PROMPT :: Retype the records below exactly as they appear.

RECORDS TO PROCESS ::
-- BEGIN --
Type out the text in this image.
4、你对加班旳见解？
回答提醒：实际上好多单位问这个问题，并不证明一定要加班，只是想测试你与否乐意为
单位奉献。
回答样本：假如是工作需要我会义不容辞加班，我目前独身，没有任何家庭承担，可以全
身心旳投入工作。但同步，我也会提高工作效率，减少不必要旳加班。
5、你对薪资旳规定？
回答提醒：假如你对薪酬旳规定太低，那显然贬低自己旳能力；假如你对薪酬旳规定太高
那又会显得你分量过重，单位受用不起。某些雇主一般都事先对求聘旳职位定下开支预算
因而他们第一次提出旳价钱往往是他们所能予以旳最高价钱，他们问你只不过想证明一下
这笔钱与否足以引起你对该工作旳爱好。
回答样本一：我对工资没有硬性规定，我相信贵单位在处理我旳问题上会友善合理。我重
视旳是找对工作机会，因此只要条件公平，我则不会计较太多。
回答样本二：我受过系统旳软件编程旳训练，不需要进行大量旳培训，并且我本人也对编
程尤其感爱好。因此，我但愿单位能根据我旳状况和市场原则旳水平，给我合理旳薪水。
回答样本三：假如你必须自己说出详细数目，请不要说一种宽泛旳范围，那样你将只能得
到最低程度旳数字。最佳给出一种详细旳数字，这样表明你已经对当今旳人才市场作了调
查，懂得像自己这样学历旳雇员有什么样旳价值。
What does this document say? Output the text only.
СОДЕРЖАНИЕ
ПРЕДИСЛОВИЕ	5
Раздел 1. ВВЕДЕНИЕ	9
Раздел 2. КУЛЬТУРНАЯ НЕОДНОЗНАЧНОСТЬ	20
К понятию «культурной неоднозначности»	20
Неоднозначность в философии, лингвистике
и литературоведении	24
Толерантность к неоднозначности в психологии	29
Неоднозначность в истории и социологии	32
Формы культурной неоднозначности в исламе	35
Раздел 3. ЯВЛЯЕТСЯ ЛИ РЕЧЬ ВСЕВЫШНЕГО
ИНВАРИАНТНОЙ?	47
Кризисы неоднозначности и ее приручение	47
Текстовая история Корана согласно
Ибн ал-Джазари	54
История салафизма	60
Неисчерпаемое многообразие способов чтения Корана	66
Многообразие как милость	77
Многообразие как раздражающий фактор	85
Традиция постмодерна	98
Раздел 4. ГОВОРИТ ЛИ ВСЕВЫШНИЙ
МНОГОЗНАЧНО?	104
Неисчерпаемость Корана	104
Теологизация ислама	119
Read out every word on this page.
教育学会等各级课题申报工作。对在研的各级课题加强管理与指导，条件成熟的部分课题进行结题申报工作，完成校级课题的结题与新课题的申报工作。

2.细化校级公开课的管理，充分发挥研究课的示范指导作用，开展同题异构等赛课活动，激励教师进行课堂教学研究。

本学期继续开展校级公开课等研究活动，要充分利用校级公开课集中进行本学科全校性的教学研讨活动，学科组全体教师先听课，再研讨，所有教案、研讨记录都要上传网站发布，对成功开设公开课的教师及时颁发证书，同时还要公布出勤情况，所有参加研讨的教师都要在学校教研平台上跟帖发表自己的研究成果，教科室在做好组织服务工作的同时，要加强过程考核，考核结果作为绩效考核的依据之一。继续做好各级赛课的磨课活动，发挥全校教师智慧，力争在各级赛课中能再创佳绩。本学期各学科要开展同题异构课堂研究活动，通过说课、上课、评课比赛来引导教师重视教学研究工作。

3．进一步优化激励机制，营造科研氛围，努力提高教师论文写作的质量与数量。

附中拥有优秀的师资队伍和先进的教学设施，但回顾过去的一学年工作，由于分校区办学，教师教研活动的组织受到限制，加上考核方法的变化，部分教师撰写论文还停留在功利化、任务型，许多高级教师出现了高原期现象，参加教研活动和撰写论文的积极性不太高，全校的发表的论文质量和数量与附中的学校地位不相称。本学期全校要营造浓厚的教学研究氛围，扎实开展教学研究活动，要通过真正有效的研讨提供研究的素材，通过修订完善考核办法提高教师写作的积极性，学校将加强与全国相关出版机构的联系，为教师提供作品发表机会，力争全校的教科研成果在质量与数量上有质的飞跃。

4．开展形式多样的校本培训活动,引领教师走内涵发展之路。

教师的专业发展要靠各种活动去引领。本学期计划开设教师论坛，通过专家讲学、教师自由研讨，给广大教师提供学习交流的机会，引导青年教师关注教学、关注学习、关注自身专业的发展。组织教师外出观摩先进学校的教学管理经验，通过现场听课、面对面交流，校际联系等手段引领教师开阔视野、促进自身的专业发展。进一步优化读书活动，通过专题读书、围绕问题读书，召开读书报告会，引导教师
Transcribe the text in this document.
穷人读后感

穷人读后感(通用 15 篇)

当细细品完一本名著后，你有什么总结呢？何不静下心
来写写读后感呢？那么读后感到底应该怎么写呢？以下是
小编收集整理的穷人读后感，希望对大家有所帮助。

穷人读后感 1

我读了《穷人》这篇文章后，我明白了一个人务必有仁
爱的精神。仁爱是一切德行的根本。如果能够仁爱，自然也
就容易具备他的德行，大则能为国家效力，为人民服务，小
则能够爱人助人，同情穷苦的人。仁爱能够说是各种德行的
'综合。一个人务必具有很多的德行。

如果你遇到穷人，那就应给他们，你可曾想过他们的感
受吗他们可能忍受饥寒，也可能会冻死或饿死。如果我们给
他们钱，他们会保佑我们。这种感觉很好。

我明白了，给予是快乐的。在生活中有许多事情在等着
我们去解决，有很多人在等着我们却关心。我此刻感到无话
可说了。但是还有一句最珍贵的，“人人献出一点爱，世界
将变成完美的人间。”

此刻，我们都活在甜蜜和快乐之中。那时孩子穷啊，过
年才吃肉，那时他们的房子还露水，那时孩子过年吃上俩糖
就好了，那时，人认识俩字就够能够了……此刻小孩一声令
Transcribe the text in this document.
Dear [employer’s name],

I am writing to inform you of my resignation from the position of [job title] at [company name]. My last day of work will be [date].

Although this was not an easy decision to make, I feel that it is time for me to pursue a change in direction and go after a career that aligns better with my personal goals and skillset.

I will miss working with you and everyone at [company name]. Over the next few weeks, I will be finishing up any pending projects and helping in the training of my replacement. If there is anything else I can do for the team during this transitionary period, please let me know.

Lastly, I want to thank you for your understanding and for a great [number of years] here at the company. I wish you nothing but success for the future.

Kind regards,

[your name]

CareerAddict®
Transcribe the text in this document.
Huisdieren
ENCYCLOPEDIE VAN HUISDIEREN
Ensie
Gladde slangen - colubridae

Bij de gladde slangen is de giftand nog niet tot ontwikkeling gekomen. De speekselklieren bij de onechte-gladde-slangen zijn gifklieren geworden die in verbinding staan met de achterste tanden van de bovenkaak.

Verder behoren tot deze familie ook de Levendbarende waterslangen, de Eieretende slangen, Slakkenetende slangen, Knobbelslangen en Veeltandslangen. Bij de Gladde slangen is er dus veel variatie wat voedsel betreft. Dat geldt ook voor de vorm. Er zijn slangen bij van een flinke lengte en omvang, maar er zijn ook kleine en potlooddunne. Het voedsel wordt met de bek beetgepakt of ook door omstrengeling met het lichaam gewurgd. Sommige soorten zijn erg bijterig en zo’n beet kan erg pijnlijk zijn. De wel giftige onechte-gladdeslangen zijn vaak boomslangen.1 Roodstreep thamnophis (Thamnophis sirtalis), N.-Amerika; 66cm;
-- END --
THE SOLUTION ::
Type out the text in this image.
4、你对加班旳见解？
回答提醒：实际上好多单位问这个问题，并不证明一定要加班，只是想测试你与否乐意为
单位奉献。
回答样本：假如是工作需要我会义不容辞加班，我目前独身，没有任何家庭承担，可以全
身心旳投入工作。但同步，我也会提高工作效率，减少不必要旳加班。
5、你对薪资旳规定？
回答提醒：假如你对薪酬旳规定太低，那显然贬低自己旳能力；假如你对薪酬旳规定太高
那又会显得你分量过重，单位受用不起。某些雇主一般都事先对求聘旳职位定下开支预算
因而他们第一次提出旳价钱往往是他们所能予以旳最高价钱，他们问你只不过想证明一下
这笔钱与否足以引起你对该工作旳爱好。
回答样本一：我对工资没有硬性规定，我相信贵单位在处理我旳问题上会友善合理。我重
视旳是找对工作机会，因此只要条件公平，我则不会计较太多。
回答样本二：我受过系统旳软件编程旳训练，不需要进行大量旳培训，并且我本人也对编
程尤其感爱好。因此，我但愿单位能根据我旳状况和市场原则旳水平，给我合理旳薪水。
回答样本三：假如你必须自己说出详细数目，请不要说一种宽泛旳范围，那样你将只能得
到最低程度旳数字。最佳给出一种详细旳数字，这样表明你已经对当今旳人才市场作了调
查，懂得像自己这样学历旳雇员有什么样旳价值。
What does this document say? Output the text only.
СОДЕРЖАНИЕ
ПРЕДИСЛОВИЕ	5
Раздел 1. ВВЕДЕНИЕ	9
Раздел 2. КУЛЬТУРНАЯ НЕОДНОЗНАЧНОСТЬ	20
К понятию «культурной неоднозначности»	20
Неоднозначность в философии, лингвистике
и литературоведении	24
Толерантность к неоднозначности в психологии	29
Неоднозначность в истории и социологии	32
Формы культурной неоднозначности в исламе	35
Раздел 3. ЯВЛЯЕТСЯ ЛИ РЕЧЬ ВСЕВЫШНЕГО
ИНВАРИАНТНОЙ?	47
Кризисы неоднозначности и ее приручение	47
Текстовая история Корана согласно
Ибн ал-Джазари	54
История салафизма	60
Неисчерпаемое многообразие способов чтения Корана	66
Многообразие как милость	77
Многообразие как раздражающий фактор	85
Традиция постмодерна	98
Раздел 4. ГОВОРИТ ЛИ ВСЕВЫШНИЙ
МНОГОЗНАЧНО?	104
Неисчерпаемость Корана	104
Теологизация ислама	119
Read out every word on this page.
教育学会等各级课题申报工作。对在研的各级课题加强管理与指导，条件成熟的部分课题进行结题申报工作，完成校级课题的结题与新课题的申报工作。

2.细化校级公开课的管理，充分发挥研究课的示范指导作用，开展同题异构等赛课活动，激励教师进行课堂教学研究。

本学期继续开展校级公开课等研究活动，要充分利用校级公开课集中进行本学科全校性的教学研讨活动，学科组全体教师先听课，再研讨，所有教案、研讨记录都要上传网站发布，对成功开设公开课的教师及时颁发证书，同时还要公布出勤情况，所有参加研讨的教师都要在学校教研平台上跟帖发表自己的研究成果，教科室在做好组织服务工作的同时，要加强过程考核，考核结果作为绩效考核的依据之一。继续做好各级赛课的磨课活动，发挥全校教师智慧，力争在各级赛课中能再创佳绩。本学期各学科要开展同题异构课堂研究活动，通过说课、上课、评课比赛来引导教师重视教学研究工作。

3．进一步优化激励机制，营造科研氛围，努力提高教师论文写作的质量与数量。

附中拥有优秀的师资队伍和先进的教学设施，但回顾过去的一学年工作，由于分校区办学，教师教研活动的组织受到限制，加上考核方法的变化，部分教师撰写论文还停留在功利化、任务型，许多高级教师出现了高原期现象，参加教研活动和撰写论文的积极性不太高，全校的发表的论文质量和数量与附中的学校地位不相称。本学期全校要营造浓厚的教学研究氛围，扎实开展教学研究活动，要通过真正有效的研讨提供研究的素材，通过修订完善考核办法提高教师写作的积极性，学校将加强与全国相关出版机构的联系，为教师提供作品发表机会，力争全校的教科研成果在质量与数量上有质的飞跃。

4．开展形式多样的校本培训活动,引领教师走内涵发展之路。

教师的专业发展要靠各种活动去引领。本学期计划开设教师论坛，通过专家讲学、教师自由研讨，给广大教师提供学习交流的机会，引导青年教师关注教学、关注学习、关注自身专业的发展。组织教师外出观摩先进学校的教学管理经验，通过现场听课、面对面交流，校际联系等手段引领教师开阔视野、促进自身的专业发展。进一步优化读书活动，通过专题读书、围绕问题读书，召开读书报告会，引导教师
Transcribe the text in this document.
穷人读后感

穷人读后感(通用 15 篇)

当细细品完一本名著后，你有什么总结呢？何不静下心
来写写读后感呢？那么读后感到底应该怎么写呢？以下是
小编收集整理的穷人读后感，希望对大家有所帮助。

穷人读后感 1

我读了《穷人》这篇文章后，我明白了一个人务必有仁
爱的精神。仁爱是一切德行的根本。如果能够仁爱，自然也
就容易具备他的德行，大则能为国家效力，为人民服务，小
则能够爱人助人，同情穷苦的人。仁爱能够说是各种德行的
'综合。一个人务必具有很多的德行。

如果你遇到穷人，那就应给他们，你可曾想过他们的感
受吗他们可能忍受饥寒，也可能会冻死或饿死。如果我们给
他们钱，他们会保佑我们。这种感觉很好。

我明白了，给予是快乐的。在生活中有许多事情在等着
我们去解决，有很多人在等着我们却关心。我此刻感到无话
可说了。但是还有一句最珍贵的，“人人献出一点爱，世界
将变成完美的人间。”

此刻，我们都活在甜蜜和快乐之中。那时孩子穷啊，过
年才吃肉，那时他们的房子还露水，那时孩子过年吃上俩糖
就好了，那时，人认识俩字就够能够了……此刻小孩一声令
Transcribe the text in this document.
Dear [employer’s name],

I am writing to inform you of my resignation from the position of [job title] at [company name]. My last day of work will be [date].

Although this was not an easy decision to make, I feel that it is time for me to pursue a change in direction and go after a career that aligns better with my personal goals and skillset.

I will miss working with you and everyone at [company name]. Over the next few weeks, I will be finishing up any pending projects and helping in the training of my replacement. If there is anything else I can do for the team during this transitionary period, please let me know.

Lastly, I want to thank you for your understanding and for a great [number of years] here at the company. I wish you nothing but success for the future.

Kind regards,

[your name]

CareerAddict®
Transcribe the text in this document.
Huisdieren
ENCYCLOPEDIE VAN HUISDIEREN
Ensie
Gladde slangen - colubridae

Bij de gladde slangen is de giftand nog niet tot ontwikkeling gekomen. De speekselklieren bij de onechte-gladde-slangen zijn gifklieren geworden die in verbinding staan met de achterste tanden van de bovenkaak.

Verder behoren tot deze familie ook de Levendbarende waterslangen, de Eieretende slangen, Slakkenetende slangen, Knobbelslangen en Veeltandslangen. Bij de Gladde slangen is er dus veel variatie wat voedsel betreft. Dat geldt ook voor de vorm. Er zijn slangen bij van een flinke lengte en omvang, maar er zijn ook kleine en potlooddunne. Het voedsel wordt met de bek beetgepakt of ook door omstrengeling met het lichaam gewurgd. Sommige soorten zijn erg bijterig en zo’n beet kan erg pijnlijk zijn. De wel giftige onechte-gladdeslangen zijn vaak boomslangen.1 Roodstreep thamnophis (Thamnophis sirtalis), N.-Amerika; 66cm;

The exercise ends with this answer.